> **DATA SECTION**
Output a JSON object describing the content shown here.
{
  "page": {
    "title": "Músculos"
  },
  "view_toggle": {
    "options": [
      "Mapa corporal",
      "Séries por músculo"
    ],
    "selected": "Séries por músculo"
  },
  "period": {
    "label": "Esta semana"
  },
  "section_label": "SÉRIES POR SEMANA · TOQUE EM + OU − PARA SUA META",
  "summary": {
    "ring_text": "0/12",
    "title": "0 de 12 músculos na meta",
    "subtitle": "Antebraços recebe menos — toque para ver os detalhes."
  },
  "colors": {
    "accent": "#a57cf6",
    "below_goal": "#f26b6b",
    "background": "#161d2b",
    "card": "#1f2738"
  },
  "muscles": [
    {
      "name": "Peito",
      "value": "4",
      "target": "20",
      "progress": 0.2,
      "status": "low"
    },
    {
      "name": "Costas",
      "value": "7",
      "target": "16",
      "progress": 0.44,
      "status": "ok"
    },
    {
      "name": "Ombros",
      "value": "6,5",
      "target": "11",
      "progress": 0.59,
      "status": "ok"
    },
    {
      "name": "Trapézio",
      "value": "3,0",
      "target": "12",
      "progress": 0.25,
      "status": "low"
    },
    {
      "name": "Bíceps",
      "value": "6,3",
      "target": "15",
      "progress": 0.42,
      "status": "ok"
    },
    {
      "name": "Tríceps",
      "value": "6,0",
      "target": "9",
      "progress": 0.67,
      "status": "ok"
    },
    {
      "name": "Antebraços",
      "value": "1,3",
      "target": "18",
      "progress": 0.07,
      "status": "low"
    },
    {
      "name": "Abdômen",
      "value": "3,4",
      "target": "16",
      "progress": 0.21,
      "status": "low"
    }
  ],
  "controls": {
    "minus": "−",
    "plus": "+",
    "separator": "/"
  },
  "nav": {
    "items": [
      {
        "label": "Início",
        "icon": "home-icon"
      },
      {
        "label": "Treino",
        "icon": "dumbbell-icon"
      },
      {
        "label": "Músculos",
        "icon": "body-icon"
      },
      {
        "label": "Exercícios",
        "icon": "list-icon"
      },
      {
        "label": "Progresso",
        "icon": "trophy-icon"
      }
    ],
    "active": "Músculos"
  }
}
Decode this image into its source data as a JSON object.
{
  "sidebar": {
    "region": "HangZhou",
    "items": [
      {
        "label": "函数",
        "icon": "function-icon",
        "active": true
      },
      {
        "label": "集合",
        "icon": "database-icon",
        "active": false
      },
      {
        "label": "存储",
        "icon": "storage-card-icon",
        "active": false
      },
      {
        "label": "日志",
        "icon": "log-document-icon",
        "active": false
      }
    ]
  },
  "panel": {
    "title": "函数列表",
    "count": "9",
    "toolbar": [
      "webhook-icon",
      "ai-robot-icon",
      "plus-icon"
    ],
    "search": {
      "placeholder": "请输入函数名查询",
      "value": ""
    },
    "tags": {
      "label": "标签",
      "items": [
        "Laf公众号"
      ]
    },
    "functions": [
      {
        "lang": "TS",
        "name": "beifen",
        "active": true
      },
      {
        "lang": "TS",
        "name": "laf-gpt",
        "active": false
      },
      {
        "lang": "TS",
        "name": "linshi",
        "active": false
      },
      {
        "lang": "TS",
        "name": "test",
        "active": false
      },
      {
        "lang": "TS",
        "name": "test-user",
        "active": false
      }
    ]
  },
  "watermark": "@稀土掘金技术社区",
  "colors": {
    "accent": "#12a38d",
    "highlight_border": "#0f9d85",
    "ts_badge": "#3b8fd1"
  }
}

> **STATED PROBLEM**
Copy each line above that contains the string "Antebraços".

> **CORRECT RESPONSE**
    "subtitle": "Antebraços recebe menos — toque para ver os detalhes."
      "name": "Antebraços",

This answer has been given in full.